Figure dataset records
───

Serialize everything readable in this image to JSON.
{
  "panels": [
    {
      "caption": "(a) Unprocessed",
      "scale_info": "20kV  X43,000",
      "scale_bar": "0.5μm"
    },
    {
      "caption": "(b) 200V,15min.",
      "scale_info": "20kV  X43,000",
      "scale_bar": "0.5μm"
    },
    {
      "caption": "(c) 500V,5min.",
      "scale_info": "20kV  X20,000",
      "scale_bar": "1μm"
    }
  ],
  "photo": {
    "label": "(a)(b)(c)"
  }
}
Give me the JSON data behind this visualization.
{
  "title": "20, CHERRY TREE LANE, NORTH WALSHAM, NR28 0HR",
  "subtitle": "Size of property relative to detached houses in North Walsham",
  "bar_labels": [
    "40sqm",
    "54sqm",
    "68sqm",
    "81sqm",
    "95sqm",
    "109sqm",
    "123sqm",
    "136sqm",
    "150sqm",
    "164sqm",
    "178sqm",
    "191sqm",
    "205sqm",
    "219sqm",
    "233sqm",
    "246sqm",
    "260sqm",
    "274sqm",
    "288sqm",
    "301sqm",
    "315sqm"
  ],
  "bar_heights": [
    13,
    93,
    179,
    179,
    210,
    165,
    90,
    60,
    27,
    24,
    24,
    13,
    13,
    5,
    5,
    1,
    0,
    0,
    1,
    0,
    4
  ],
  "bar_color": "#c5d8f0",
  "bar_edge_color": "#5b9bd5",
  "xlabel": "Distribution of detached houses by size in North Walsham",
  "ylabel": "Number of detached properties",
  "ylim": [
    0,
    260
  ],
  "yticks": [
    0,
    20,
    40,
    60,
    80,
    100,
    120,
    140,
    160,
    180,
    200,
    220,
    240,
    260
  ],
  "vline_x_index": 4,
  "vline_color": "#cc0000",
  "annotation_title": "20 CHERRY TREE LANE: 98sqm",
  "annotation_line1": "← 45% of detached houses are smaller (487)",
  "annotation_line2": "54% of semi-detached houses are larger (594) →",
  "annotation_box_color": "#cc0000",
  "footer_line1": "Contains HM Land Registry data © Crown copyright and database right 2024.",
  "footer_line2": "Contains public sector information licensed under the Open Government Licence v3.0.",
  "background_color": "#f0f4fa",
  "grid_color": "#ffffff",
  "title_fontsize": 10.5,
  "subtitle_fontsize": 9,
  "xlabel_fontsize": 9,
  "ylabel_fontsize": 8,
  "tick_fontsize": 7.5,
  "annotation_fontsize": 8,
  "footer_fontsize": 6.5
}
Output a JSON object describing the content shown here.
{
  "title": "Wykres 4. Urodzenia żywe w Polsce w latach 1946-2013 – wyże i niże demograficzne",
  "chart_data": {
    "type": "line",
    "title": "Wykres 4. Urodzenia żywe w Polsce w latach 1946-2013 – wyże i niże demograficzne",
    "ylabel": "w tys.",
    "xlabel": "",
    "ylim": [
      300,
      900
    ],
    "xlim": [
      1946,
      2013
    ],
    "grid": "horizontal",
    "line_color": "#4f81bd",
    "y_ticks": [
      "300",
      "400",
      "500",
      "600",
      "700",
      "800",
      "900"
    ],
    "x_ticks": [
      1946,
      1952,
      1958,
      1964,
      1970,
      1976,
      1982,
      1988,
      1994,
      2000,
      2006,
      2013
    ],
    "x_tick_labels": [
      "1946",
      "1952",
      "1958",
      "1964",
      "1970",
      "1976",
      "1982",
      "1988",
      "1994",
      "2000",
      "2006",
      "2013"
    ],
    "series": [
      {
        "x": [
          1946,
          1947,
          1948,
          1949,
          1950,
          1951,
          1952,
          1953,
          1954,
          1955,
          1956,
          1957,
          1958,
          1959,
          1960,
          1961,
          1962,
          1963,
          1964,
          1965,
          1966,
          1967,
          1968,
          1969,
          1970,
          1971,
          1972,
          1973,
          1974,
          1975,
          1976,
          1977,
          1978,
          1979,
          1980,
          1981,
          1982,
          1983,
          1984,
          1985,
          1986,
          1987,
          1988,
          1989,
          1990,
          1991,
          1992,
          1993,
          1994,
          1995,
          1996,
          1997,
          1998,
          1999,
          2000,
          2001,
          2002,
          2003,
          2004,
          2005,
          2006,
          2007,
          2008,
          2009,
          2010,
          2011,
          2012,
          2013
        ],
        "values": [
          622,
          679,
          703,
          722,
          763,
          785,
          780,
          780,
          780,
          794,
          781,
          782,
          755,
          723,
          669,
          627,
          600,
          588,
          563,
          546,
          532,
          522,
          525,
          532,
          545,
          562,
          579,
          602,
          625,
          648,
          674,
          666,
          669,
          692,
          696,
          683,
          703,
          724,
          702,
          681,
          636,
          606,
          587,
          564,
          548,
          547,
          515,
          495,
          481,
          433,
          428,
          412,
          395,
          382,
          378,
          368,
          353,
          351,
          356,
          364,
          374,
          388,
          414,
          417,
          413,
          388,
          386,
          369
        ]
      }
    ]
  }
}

───

» **PROBLEM TO SOLVE**
Return the entries above exactly as they appear.

» **RESULT OF THIS EXERCISE**
Serialize everything readable in this image to JSON.
{
  "panels": [
    {
      "caption": "(a) Unprocessed",
      "scale_info": "20kV  X43,000",
      "scale_bar": "0.5μm"
    },
    {
      "caption": "(b) 200V,15min.",
      "scale_info": "20kV  X43,000",
      "scale_bar": "0.5μm"
    },
    {
      "caption": "(c) 500V,5min.",
      "scale_info": "20kV  X20,000",
      "scale_bar": "1μm"
    }
  ],
  "photo": {
    "label": "(a)(b)(c)"
  }
}
Give me the JSON data behind this visualization.
{
  "title": "20, CHERRY TREE LANE, NORTH WALSHAM, NR28 0HR",
  "subtitle": "Size of property relative to detached houses in North Walsham",
  "bar_labels": [
    "40sqm",
    "54sqm",
    "68sqm",
    "81sqm",
    "95sqm",
    "109sqm",
    "123sqm",
    "136sqm",
    "150sqm",
    "164sqm",
    "178sqm",
    "191sqm",
    "205sqm",
    "219sqm",
    "233sqm",
    "246sqm",
    "260sqm",
    "274sqm",
    "288sqm",
    "301sqm",
    "315sqm"
  ],
  "bar_heights": [
    13,
    93,
    179,
    179,
    210,
    165,
    90,
    60,
    27,
    24,
    24,
    13,
    13,
    5,
    5,
    1,
    0,
    0,
    1,
    0,
    4
  ],
  "bar_color": "#c5d8f0",
  "bar_edge_color": "#5b9bd5",
  "xlabel": "Distribution of detached houses by size in North Walsham",
  "ylabel": "Number of detached properties",
  "ylim": [
    0,
    260
  ],
  "yticks": [
    0,
    20,
    40,
    60,
    80,
    100,
    120,
    140,
    160,
    180,
    200,
    220,
    240,
    260
  ],
  "vline_x_index": 4,
  "vline_color": "#cc0000",
  "annotation_title": "20 CHERRY TREE LANE: 98sqm",
  "annotation_line1": "← 45% of detached houses are smaller (487)",
  "annotation_line2": "54% of semi-detached houses are larger (594) →",
  "annotation_box_color": "#cc0000",
  "footer_line1": "Contains HM Land Registry data © Crown copyright and database right 2024.",
  "footer_line2": "Contains public sector information licensed under the Open Government Licence v3.0.",
  "background_color": "#f0f4fa",
  "grid_color": "#ffffff",
  "title_fontsize": 10.5,
  "subtitle_fontsize": 9,
  "xlabel_fontsize": 9,
  "ylabel_fontsize": 8,
  "tick_fontsize": 7.5,
  "annotation_fontsize": 8,
  "footer_fontsize": 6.5
}
Output a JSON object describing the content shown here.
{
  "title": "Wykres 4. Urodzenia żywe w Polsce w latach 1946-2013 – wyże i niże demograficzne",
  "chart_data": {
    "type": "line",
    "title": "Wykres 4. Urodzenia żywe w Polsce w latach 1946-2013 – wyże i niże demograficzne",
    "ylabel": "w tys.",
    "xlabel": "",
    "ylim": [
      300,
      900
    ],
    "xlim": [
      1946,
      2013
    ],
    "grid": "horizontal",
    "line_color": "#4f81bd",
    "y_ticks": [
      "300",
      "400",
      "500",
      "600",
      "700",
      "800",
      "900"
    ],
    "x_ticks": [
      1946,
      1952,
      1958,
      1964,
      1970,
      1976,
      1982,
      1988,
      1994,
      2000,
      2006,
      2013
    ],
    "x_tick_labels": [
      "1946",
      "1952",
      "1958",
      "1964",
      "1970",
      "1976",
      "1982",
      "1988",
      "1994",
      "2000",
      "2006",
      "2013"
    ],
    "series": [
      {
        "x": [
          1946,
          1947,
          1948,
          1949,
          1950,
          1951,
          1952,
          1953,
          1954,
          1955,
          1956,
          1957,
          1958,
          1959,
          1960,
          1961,
          1962,
          1963,
          1964,
          1965,
          1966,
          1967,
          1968,
          1969,
          1970,
          1971,
          1972,
          1973,
          1974,
          1975,
          1976,
          1977,
          1978,
          1979,
          1980,
          1981,
          1982,
          1983,
          1984,
          1985,
          1986,
          1987,
          1988,
          1989,
          1990,
          1991,
          1992,
          1993,
          1994,
          1995,
          1996,
          1997,
          1998,
          1999,
          2000,
          2001,
          2002,
          2003,
          2004,
          2005,
          2006,
          2007,
          2008,
          2009,
          2010,
          2011,
          2012,
          2013
        ],
        "values": [
          622,
          679,
          703,
          722,
          763,
          785,
          780,
          780,
          780,
          794,
          781,
          782,
          755,
          723,
          669,
          627,
          600,
          588,
          563,
          546,
          532,
          522,
          525,
          532,
          545,
          562,
          579,
          602,
          625,
          648,
          674,
          666,
          669,
          692,
          696,
          683,
          703,
          724,
          702,
          681,
          636,
          606,
          587,
          564,
          548,
          547,
          515,
          495,
          481,
          433,
          428,
          412,
          395,
          382,
          378,
          368,
          353,
          351,
          356,
          364,
          374,
          388,
          414,
          417,
          413,
          388,
          386,
          369
        ]
      }
    ]
  }
}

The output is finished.